» Exercise instructions: Every entry needs to be printed exactly, please.

Records about charts and figures
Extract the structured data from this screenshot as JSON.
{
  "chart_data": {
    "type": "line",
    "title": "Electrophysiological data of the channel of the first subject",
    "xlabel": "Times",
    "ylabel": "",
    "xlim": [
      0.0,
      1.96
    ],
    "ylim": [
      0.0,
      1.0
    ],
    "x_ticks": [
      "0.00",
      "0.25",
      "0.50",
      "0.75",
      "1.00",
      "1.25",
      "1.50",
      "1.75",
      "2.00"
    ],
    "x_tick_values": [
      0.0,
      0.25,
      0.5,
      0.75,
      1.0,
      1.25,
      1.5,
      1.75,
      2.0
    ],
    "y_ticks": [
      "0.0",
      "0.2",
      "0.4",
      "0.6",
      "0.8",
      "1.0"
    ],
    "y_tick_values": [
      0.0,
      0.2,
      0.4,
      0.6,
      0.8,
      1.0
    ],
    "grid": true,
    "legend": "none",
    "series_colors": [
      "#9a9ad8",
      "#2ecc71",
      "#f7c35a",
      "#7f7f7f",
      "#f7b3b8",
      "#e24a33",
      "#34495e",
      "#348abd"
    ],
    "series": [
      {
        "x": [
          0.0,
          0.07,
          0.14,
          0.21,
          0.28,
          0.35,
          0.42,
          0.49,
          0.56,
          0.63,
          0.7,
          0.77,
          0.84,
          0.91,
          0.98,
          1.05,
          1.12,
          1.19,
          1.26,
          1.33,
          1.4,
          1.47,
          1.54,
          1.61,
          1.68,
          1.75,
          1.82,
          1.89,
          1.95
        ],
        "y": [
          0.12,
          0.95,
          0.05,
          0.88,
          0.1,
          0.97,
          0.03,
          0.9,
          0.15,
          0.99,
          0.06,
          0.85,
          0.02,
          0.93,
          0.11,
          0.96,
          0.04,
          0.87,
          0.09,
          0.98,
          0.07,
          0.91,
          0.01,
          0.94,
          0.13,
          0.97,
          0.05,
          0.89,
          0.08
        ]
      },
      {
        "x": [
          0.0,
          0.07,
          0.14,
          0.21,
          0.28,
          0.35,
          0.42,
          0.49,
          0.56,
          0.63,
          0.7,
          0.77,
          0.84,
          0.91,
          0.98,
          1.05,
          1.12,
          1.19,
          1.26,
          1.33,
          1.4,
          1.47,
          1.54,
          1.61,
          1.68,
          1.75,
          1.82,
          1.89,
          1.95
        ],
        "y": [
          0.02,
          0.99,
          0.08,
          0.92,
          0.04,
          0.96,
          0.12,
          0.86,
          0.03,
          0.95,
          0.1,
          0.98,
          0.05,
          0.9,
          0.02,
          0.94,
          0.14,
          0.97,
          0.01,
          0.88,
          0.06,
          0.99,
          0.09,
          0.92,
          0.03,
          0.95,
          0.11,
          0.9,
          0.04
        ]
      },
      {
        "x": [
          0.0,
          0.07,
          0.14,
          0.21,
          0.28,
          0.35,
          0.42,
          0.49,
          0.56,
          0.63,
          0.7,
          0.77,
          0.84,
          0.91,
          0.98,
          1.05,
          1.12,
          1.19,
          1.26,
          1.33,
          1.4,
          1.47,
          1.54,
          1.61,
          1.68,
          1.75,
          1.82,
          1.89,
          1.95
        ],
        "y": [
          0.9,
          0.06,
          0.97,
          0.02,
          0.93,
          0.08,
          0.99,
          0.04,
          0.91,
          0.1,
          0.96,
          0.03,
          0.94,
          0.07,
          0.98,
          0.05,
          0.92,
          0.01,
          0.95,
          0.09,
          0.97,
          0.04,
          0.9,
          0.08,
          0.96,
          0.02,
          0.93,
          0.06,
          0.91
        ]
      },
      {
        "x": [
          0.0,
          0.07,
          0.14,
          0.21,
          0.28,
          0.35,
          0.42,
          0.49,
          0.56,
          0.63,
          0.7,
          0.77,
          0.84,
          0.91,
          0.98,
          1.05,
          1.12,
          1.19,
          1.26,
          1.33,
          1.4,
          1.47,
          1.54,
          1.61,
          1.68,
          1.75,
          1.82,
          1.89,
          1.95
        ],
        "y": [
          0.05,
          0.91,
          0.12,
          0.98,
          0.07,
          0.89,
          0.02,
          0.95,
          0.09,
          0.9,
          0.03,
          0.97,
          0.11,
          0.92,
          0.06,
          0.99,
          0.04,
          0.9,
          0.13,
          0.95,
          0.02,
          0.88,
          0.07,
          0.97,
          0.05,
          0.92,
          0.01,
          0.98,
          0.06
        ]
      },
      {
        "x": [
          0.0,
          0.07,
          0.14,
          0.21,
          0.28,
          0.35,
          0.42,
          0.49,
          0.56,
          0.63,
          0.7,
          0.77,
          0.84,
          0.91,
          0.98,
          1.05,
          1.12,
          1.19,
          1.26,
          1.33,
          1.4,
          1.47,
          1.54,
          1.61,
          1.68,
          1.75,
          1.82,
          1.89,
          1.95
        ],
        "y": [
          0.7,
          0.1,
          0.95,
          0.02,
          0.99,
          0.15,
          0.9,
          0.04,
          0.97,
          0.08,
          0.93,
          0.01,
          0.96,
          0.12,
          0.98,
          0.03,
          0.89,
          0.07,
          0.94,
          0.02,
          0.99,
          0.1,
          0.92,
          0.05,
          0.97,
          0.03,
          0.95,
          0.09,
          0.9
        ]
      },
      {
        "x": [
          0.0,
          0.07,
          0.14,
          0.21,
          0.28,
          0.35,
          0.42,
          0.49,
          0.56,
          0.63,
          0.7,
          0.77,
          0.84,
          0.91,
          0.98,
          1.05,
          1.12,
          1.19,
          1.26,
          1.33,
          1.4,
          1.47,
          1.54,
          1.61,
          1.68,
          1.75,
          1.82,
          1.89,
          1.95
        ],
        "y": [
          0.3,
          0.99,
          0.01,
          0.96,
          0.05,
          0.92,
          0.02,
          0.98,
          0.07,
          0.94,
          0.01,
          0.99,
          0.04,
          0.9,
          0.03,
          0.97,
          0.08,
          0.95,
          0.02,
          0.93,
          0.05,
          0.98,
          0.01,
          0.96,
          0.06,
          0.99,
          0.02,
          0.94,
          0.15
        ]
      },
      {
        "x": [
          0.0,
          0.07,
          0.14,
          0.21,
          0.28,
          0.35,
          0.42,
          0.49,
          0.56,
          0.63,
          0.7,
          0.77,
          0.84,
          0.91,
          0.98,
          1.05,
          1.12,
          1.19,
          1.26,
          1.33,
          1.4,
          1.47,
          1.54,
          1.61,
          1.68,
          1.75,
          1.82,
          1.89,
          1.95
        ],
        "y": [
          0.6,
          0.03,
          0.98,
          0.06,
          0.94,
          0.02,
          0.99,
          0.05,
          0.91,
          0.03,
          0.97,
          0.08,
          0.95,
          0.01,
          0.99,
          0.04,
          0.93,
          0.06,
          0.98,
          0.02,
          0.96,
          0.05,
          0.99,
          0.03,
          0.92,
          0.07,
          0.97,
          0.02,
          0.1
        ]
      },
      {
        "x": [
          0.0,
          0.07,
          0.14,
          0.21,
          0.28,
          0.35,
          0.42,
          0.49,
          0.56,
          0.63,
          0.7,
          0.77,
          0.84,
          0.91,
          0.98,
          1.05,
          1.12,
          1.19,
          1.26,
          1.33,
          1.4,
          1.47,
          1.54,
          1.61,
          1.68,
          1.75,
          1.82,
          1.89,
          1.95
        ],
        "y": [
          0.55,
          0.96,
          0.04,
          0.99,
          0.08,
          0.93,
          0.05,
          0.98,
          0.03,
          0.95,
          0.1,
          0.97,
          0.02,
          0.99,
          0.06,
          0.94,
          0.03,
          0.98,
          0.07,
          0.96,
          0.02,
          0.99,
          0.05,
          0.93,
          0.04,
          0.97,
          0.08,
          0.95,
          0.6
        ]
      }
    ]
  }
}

» Task response:
Extract the structured data from this screenshot as JSON.
{
  "chart_data": {
    "type": "line",
    "title": "Electrophysiological data of the channel of the first subject",
    "xlabel": "Times",
    "ylabel": "",
    "xlim": [
      0.0,
      1.96
    ],
    "ylim": [
      0.0,
      1.0
    ],
    "x_ticks": [
      "0.00",
      "0.25",
      "0.50",
      "0.75",
      "1.00",
      "1.25",
      "1.50",
      "1.75",
      "2.00"
    ],
    "x_tick_values": [
      0.0,
      0.25,
      0.5,
      0.75,
      1.0,
      1.25,
      1.5,
      1.75,
      2.0
    ],
    "y_ticks": [
      "0.0",
      "0.2",
      "0.4",
      "0.6",
      "0.8",
      "1.0"
    ],
    "y_tick_values": [
      0.0,
      0.2,
      0.4,
      0.6,
      0.8,
      1.0
    ],
    "grid": true,
    "legend": "none",
    "series_colors": [
      "#9a9ad8",
      "#2ecc71",
      "#f7c35a",
      "#7f7f7f",
      "#f7b3b8",
      "#e24a33",
      "#34495e",
      "#348abd"
    ],
    "series": [
      {
        "x": [
          0.0,
          0.07,
          0.14,
          0.21,
          0.28,
          0.35,
          0.42,
          0.49,
          0.56,
          0.63,
          0.7,
          0.77,
          0.84,
          0.91,
          0.98,
          1.05,
          1.12,
          1.19,
          1.26,
          1.33,
          1.4,
          1.47,
          1.54,
          1.61,
          1.68,
          1.75,
          1.82,
          1.89,
          1.95
        ],
        "y": [
          0.12,
          0.95,
          0.05,
          0.88,
          0.1,
          0.97,
          0.03,
          0.9,
          0.15,
          0.99,
          0.06,
          0.85,
          0.02,
          0.93,
          0.11,
          0.96,
          0.04,
          0.87,
          0.09,
          0.98,
          0.07,
          0.91,
          0.01,
          0.94,
          0.13,
          0.97,
          0.05,
          0.89,
          0.08
        ]
      },
      {
        "x": [
          0.0,
          0.07,
          0.14,
          0.21,
          0.28,
          0.35,
          0.42,
          0.49,
          0.56,
          0.63,
          0.7,
          0.77,
          0.84,
          0.91,
          0.98,
          1.05,
          1.12,
          1.19,
          1.26,
          1.33,
          1.4,
          1.47,
          1.54,
          1.61,
          1.68,
          1.75,
          1.82,
          1.89,
          1.95
        ],
        "y": [
          0.02,
          0.99,
          0.08,
          0.92,
          0.04,
          0.96,
          0.12,
          0.86,
          0.03,
          0.95,
          0.1,
          0.98,
          0.05,
          0.9,
          0.02,
          0.94,
          0.14,
          0.97,
          0.01,
          0.88,
          0.06,
          0.99,
          0.09,
          0.92,
          0.03,
          0.95,
          0.11,
          0.9,
          0.04
        ]
      },
      {
        "x": [
          0.0,
          0.07,
          0.14,
          0.21,
          0.28,
          0.35,
          0.42,
          0.49,
          0.56,
          0.63,
          0.7,
          0.77,
          0.84,
          0.91,
          0.98,
          1.05,
          1.12,
          1.19,
          1.26,
          1.33,
          1.4,
          1.47,
          1.54,
          1.61,
          1.68,
          1.75,
          1.82,
          1.89,
          1.95
        ],
        "y": [
          0.9,
          0.06,
          0.97,
          0.02,
          0.93,
          0.08,
          0.99,
          0.04,
          0.91,
          0.1,
          0.96,
          0.03,
          0.94,
          0.07,
          0.98,
          0.05,
          0.92,
          0.01,
          0.95,
          0.09,
          0.97,
          0.04,
          0.9,
          0.08,
          0.96,
          0.02,
          0.93,
          0.06,
          0.91
        ]
      },
      {
        "x": [
          0.0,
          0.07,
          0.14,
          0.21,
          0.28,
          0.35,
          0.42,
          0.49,
          0.56,
          0.63,
          0.7,
          0.77,
          0.84,
          0.91,
          0.98,
          1.05,
          1.12,
          1.19,
          1.26,
          1.33,
          1.4,
          1.47,
          1.54,
          1.61,
          1.68,
          1.75,
          1.82,
          1.89,
          1.95
        ],
        "y": [
          0.05,
          0.91,
          0.12,
          0.98,
          0.07,
          0.89,
          0.02,
          0.95,
          0.09,
          0.9,
          0.03,
          0.97,
          0.11,
          0.92,
          0.06,
          0.99,
          0.04,
          0.9,
          0.13,
          0.95,
          0.02,
          0.88,
          0.07,
          0.97,
          0.05,
          0.92,
          0.01,
          0.98,
          0.06
        ]
      },
      {
        "x": [
          0.0,
          0.07,
          0.14,
          0.21,
          0.28,
          0.35,
          0.42,
          0.49,
          0.56,
          0.63,
          0.7,
          0.77,
          0.84,
          0.91,
          0.98,
          1.05,
          1.12,
          1.19,
          1.26,
          1.33,
          1.4,
          1.47,
          1.54,
          1.61,
          1.68,
          1.75,
          1.82,
          1.89,
          1.95
        ],
        "y": [
          0.7,
          0.1,
          0.95,
          0.02,
          0.99,
          0.15,
          0.9,
          0.04,
          0.97,
          0.08,
          0.93,
          0.01,
          0.96,
          0.12,
          0.98,
          0.03,
          0.89,
          0.07,
          0.94,
          0.02,
          0.99,
          0.1,
          0.92,
          0.05,
          0.97,
          0.03,
          0.95,
          0.09,
          0.9
        ]
      },
      {
        "x": [
          0.0,
          0.07,
          0.14,
          0.21,
          0.28,
          0.35,
          0.42,
          0.49,
          0.56,
          0.63,
          0.7,
          0.77,
          0.84,
          0.91,
          0.98,
          1.05,
          1.12,
          1.19,
          1.26,
          1.33,
          1.4,
          1.47,
          1.54,
          1.61,
          1.68,
          1.75,
          1.82,
          1.89,
          1.95
        ],
        "y": [
          0.3,
          0.99,
          0.01,
          0.96,
          0.05,
          0.92,
          0.02,
          0.98,
          0.07,
          0.94,
          0.01,
          0.99,
          0.04,
          0.9,
          0.03,
          0.97,
          0.08,
          0.95,
          0.02,
          0.93,
          0.05,
          0.98,
          0.01,
          0.96,
          0.06,
          0.99,
          0.02,
          0.94,
          0.15
        ]
      },
      {
        "x": [
          0.0,
          0.07,
          0.14,
          0.21,
          0.28,
          0.35,
          0.42,
          0.49,
          0.56,
          0.63,
          0.7,
          0.77,
          0.84,
          0.91,
          0.98,
          1.05,
          1.12,
          1.19,
          1.26,
          1.33,
          1.4,
          1.47,
          1.54,
          1.61,
          1.68,
          1.75,
          1.82,
          1.89,
          1.95
        ],
        "y": [
          0.6,
          0.03,
          0.98,
          0.06,
          0.94,
          0.02,
          0.99,
          0.05,
          0.91,
          0.03,
          0.97,
          0.08,
          0.95,
          0.01,
          0.99,
          0.04,
          0.93,
          0.06,
          0.98,
          0.02,
          0.96,
          0.05,
          0.99,
          0.03,
          0.92,
          0.07,
          0.97,
          0.02,
          0.1
        ]
      },
      {
        "x": [
          0.0,
          0.07,
          0.14,
          0.21,
          0.28,
          0.35,
          0.42,
          0.49,
          0.56,
          0.63,
          0.7,
          0.77,
          0.84,
          0.91,
          0.98,
          1.05,
          1.12,
          1.19,
          1.26,
          1.33,
          1.4,
          1.47,
          1.54,
          1.61,
          1.68,
          1.75,
          1.82,
          1.89,
          1.95
        ],
        "y": [
          0.55,
          0.96,
          0.04,
          0.99,
          0.08,
          0.93,
          0.05,
          0.98,
          0.03,
          0.95,
          0.1,
          0.97,
          0.02,
          0.99,
          0.06,
          0.94,
          0.03,
          0.98,
          0.07,
          0.96,
          0.02,
          0.99,
          0.05,
          0.93,
          0.04,
          0.97,
          0.08,
          0.95,
          0.6
        ]
      }
    ]
  }
}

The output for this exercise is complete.